SUPPLIED INFORMATION:
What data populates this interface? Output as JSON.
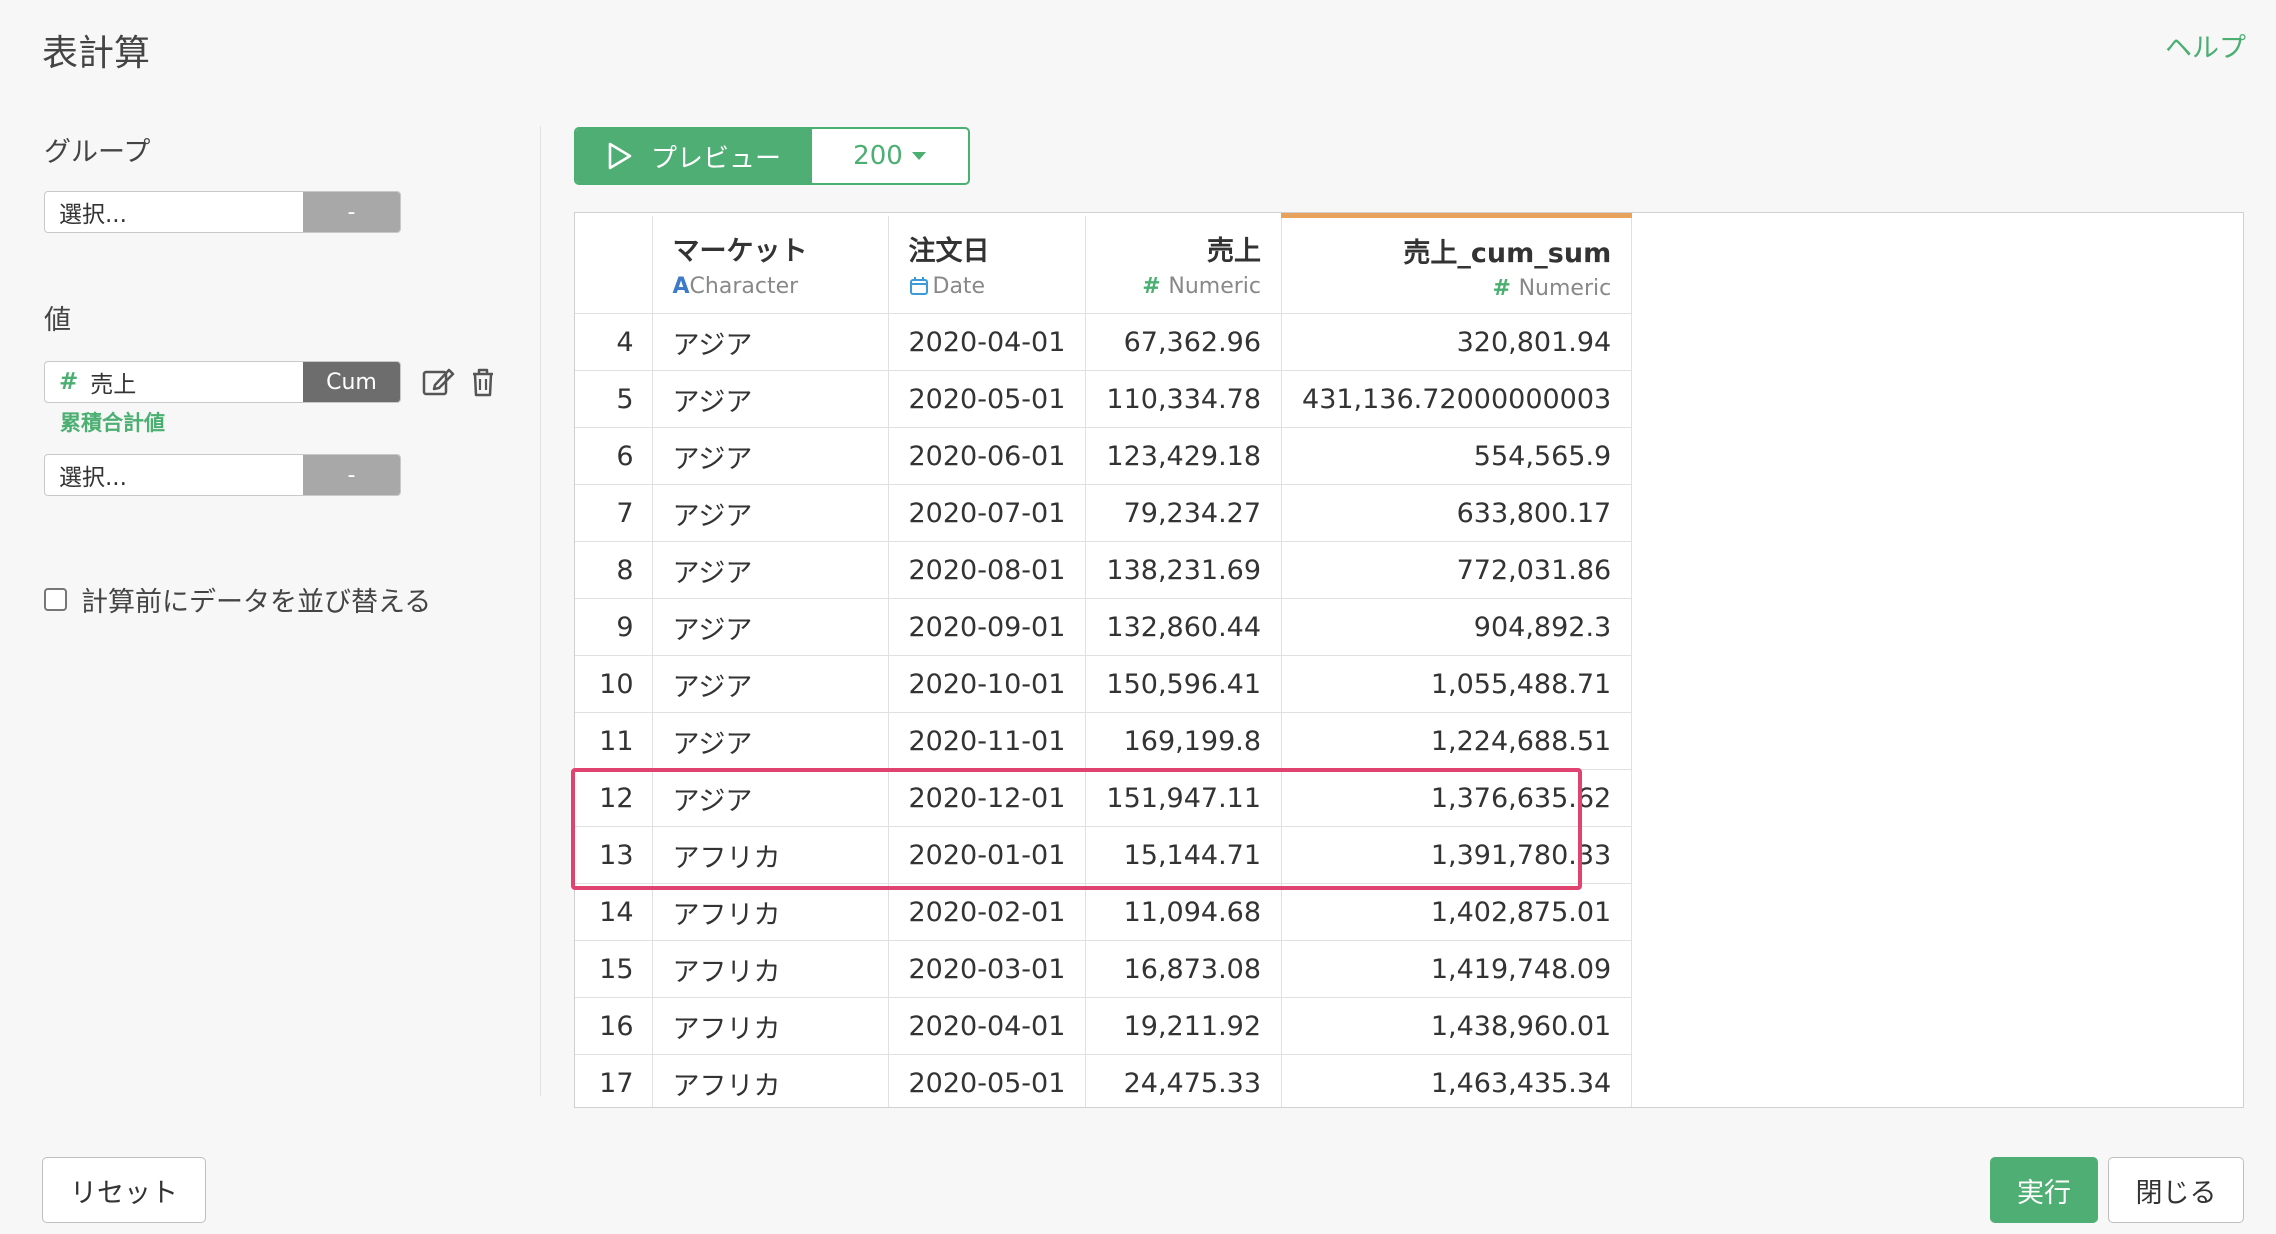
{
  "title": "表計算",
  "help_label": "ヘルプ",
  "group": {
    "label": "グループ",
    "select_placeholder": "選択...",
    "remove_label": "-"
  },
  "value": {
    "label": "値",
    "field": {
      "name": "売上",
      "func": "Cum",
      "sub_label": "累積合計値"
    },
    "select_placeholder": "選択...",
    "remove_label": "-"
  },
  "sort_checkbox_label": "計算前にデータを並び替える",
  "preview": {
    "label": "プレビュー",
    "count": "200"
  },
  "table": {
    "columns": [
      {
        "name": "マーケット",
        "type": "Character"
      },
      {
        "name": "注文日",
        "type": "Date"
      },
      {
        "name": "売上",
        "type": "Numeric"
      },
      {
        "name": "売上_cum_sum",
        "type": "Numeric"
      }
    ],
    "rows": [
      [
        "4",
        "アジア",
        "2020-04-01",
        "67,362.96",
        "320,801.94"
      ],
      [
        "5",
        "アジア",
        "2020-05-01",
        "110,334.78",
        "431,136.72000000003"
      ],
      [
        "6",
        "アジア",
        "2020-06-01",
        "123,429.18",
        "554,565.9"
      ],
      [
        "7",
        "アジア",
        "2020-07-01",
        "79,234.27",
        "633,800.17"
      ],
      [
        "8",
        "アジア",
        "2020-08-01",
        "138,231.69",
        "772,031.86"
      ],
      [
        "9",
        "アジア",
        "2020-09-01",
        "132,860.44",
        "904,892.3"
      ],
      [
        "10",
        "アジア",
        "2020-10-01",
        "150,596.41",
        "1,055,488.71"
      ],
      [
        "11",
        "アジア",
        "2020-11-01",
        "169,199.8",
        "1,224,688.51"
      ],
      [
        "12",
        "アジア",
        "2020-12-01",
        "151,947.11",
        "1,376,635.62"
      ],
      [
        "13",
        "アフリカ",
        "2020-01-01",
        "15,144.71",
        "1,391,780.33"
      ],
      [
        "14",
        "アフリカ",
        "2020-02-01",
        "11,094.68",
        "1,402,875.01"
      ],
      [
        "15",
        "アフリカ",
        "2020-03-01",
        "16,873.08",
        "1,419,748.09"
      ],
      [
        "16",
        "アフリカ",
        "2020-04-01",
        "19,211.92",
        "1,438,960.01"
      ],
      [
        "17",
        "アフリカ",
        "2020-05-01",
        "24,475.33",
        "1,463,435.34"
      ]
    ]
  },
  "footer": {
    "reset_label": "リセット",
    "run_label": "実行",
    "close_label": "閉じる"
  },
  "colors": {
    "accent": "#4fae73",
    "highlight": "#e04370",
    "column_accent": "#e8a25b"
  }
}
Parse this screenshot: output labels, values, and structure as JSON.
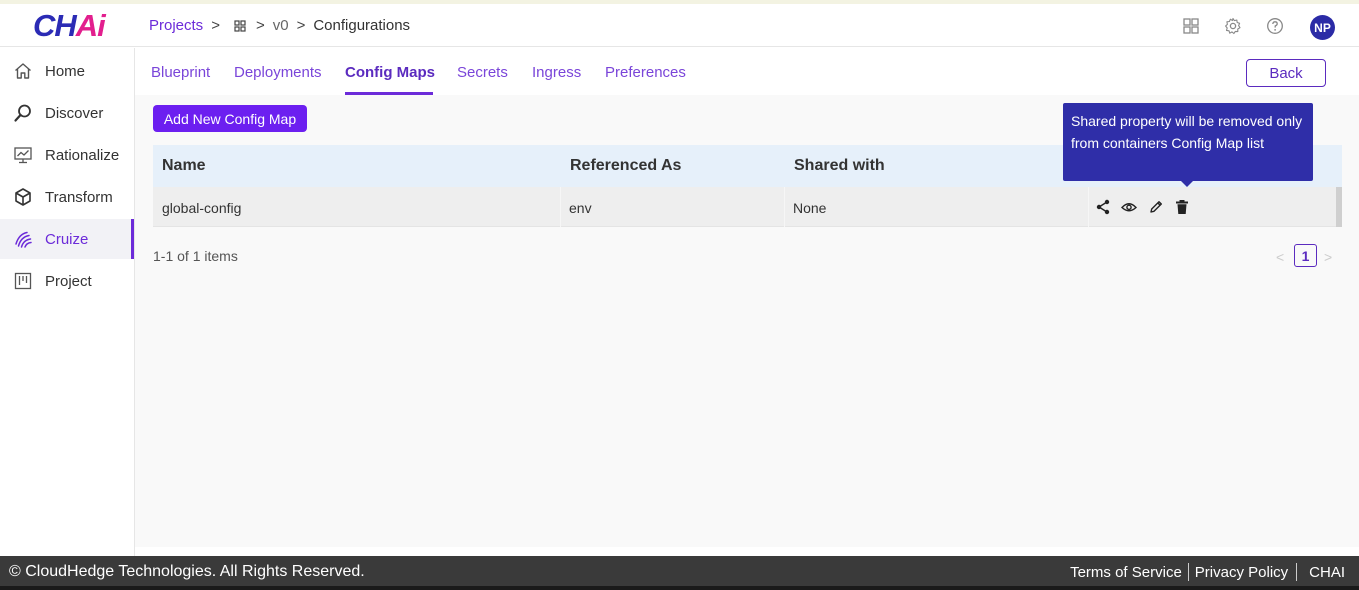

YOUR OBJECTIVE: Repeat the material above word for word and skip every image in it.

TASK RESULT:
What data populates this interface? Output as JSON.
{
  "title": "表計算",
  "help_label": "ヘルプ",
  "group": {
    "label": "グループ",
    "select_placeholder": "選択...",
    "remove_label": "-"
  },
  "value": {
    "label": "値",
    "field": {
      "name": "売上",
      "func": "Cum",
      "sub_label": "累積合計値"
    },
    "select_placeholder": "選択...",
    "remove_label": "-"
  },
  "sort_checkbox_label": "計算前にデータを並び替える",
  "preview": {
    "label": "プレビュー",
    "count": "200"
  },
  "table": {
    "columns": [
      {
        "name": "マーケット",
        "type": "Character"
      },
      {
        "name": "注文日",
        "type": "Date"
      },
      {
        "name": "売上",
        "type": "Numeric"
      },
      {
        "name": "売上_cum_sum",
        "type": "Numeric"
      }
    ],
    "rows": [
      [
        "4",
        "アジア",
        "2020-04-01",
        "67,362.96",
        "320,801.94"
      ],
      [
        "5",
        "アジア",
        "2020-05-01",
        "110,334.78",
        "431,136.72000000003"
      ],
      [
        "6",
        "アジア",
        "2020-06-01",
        "123,429.18",
        "554,565.9"
      ],
      [
        "7",
        "アジア",
        "2020-07-01",
        "79,234.27",
        "633,800.17"
      ],
      [
        "8",
        "アジア",
        "2020-08-01",
        "138,231.69",
        "772,031.86"
      ],
      [
        "9",
        "アジア",
        "2020-09-01",
        "132,860.44",
        "904,892.3"
      ],
      [
        "10",
        "アジア",
        "2020-10-01",
        "150,596.41",
        "1,055,488.71"
      ],
      [
        "11",
        "アジア",
        "2020-11-01",
        "169,199.8",
        "1,224,688.51"
      ],
      [
        "12",
        "アジア",
        "2020-12-01",
        "151,947.11",
        "1,376,635.62"
      ],
      [
        "13",
        "アフリカ",
        "2020-01-01",
        "15,144.71",
        "1,391,780.33"
      ],
      [
        "14",
        "アフリカ",
        "2020-02-01",
        "11,094.68",
        "1,402,875.01"
      ],
      [
        "15",
        "アフリカ",
        "2020-03-01",
        "16,873.08",
        "1,419,748.09"
      ],
      [
        "16",
        "アフリカ",
        "2020-04-01",
        "19,211.92",
        "1,438,960.01"
      ],
      [
        "17",
        "アフリカ",
        "2020-05-01",
        "24,475.33",
        "1,463,435.34"
      ]
    ]
  },
  "footer": {
    "reset_label": "リセット",
    "run_label": "実行",
    "close_label": "閉じる"
  },
  "colors": {
    "accent": "#4fae73",
    "highlight": "#e04370",
    "column_accent": "#e8a25b"
  }
}
Parse this screenshot: output labels, values, and structure as JSON.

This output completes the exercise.